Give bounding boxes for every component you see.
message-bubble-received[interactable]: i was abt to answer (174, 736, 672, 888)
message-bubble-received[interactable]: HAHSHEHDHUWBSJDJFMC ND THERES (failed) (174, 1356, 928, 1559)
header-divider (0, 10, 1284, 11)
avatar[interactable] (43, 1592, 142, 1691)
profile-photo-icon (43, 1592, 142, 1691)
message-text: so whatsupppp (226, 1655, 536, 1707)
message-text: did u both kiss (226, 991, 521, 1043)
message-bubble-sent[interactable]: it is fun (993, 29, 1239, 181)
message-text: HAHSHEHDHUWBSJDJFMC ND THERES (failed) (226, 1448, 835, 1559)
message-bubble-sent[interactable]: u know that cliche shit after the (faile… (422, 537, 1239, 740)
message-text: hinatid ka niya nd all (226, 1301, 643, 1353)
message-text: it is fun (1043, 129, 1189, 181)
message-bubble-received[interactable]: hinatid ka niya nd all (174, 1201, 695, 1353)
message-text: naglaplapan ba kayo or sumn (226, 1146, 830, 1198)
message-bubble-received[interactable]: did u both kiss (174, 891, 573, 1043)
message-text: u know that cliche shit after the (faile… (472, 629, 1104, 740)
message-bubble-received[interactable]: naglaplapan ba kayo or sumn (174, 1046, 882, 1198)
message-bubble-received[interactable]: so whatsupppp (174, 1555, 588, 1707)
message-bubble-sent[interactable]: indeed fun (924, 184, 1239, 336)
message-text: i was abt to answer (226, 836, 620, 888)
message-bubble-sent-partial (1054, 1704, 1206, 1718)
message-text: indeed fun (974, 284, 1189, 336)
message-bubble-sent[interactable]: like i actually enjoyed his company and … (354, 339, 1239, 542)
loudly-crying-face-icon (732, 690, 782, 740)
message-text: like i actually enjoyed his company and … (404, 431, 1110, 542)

WHAT IS EXPECTED ->
Reproduce every line of the items above word for word, in the same order, with nothing added or omitted.

SOLUTION TO THE EXERCISE ->
Give bounding boxes for every component you see.
message-bubble-received[interactable]: i was abt to answer (174, 736, 672, 888)
message-bubble-received[interactable]: HAHSHEHDHUWBSJDJFMC ND THERES (failed) (174, 1356, 928, 1559)
header-divider (0, 10, 1284, 11)
avatar[interactable] (43, 1592, 142, 1691)
profile-photo-icon (43, 1592, 142, 1691)
message-text: so whatsupppp (226, 1655, 536, 1707)
message-text: did u both kiss (226, 991, 521, 1043)
message-bubble-sent[interactable]: it is fun (993, 29, 1239, 181)
message-text: HAHSHEHDHUWBSJDJFMC ND THERES (failed) (226, 1448, 835, 1559)
message-bubble-sent[interactable]: u know that cliche shit after the (faile… (422, 537, 1239, 740)
message-text: hinatid ka niya nd all (226, 1301, 643, 1353)
message-text: it is fun (1043, 129, 1189, 181)
message-bubble-received[interactable]: hinatid ka niya nd all (174, 1201, 695, 1353)
message-text: naglaplapan ba kayo or sumn (226, 1146, 830, 1198)
message-bubble-received[interactable]: did u both kiss (174, 891, 573, 1043)
message-text: u know that cliche shit after the (faile… (472, 629, 1104, 740)
message-bubble-received[interactable]: naglaplapan ba kayo or sumn (174, 1046, 882, 1198)
message-bubble-received[interactable]: so whatsupppp (174, 1555, 588, 1707)
message-bubble-sent[interactable]: indeed fun (924, 184, 1239, 336)
message-text: i was abt to answer (226, 836, 620, 888)
message-bubble-sent-partial (1054, 1704, 1206, 1718)
message-text: indeed fun (974, 284, 1189, 336)
message-bubble-sent[interactable]: like i actually enjoyed his company and … (354, 339, 1239, 542)
loudly-crying-face-icon (732, 690, 782, 740)
message-text: like i actually enjoyed his company and … (404, 431, 1110, 542)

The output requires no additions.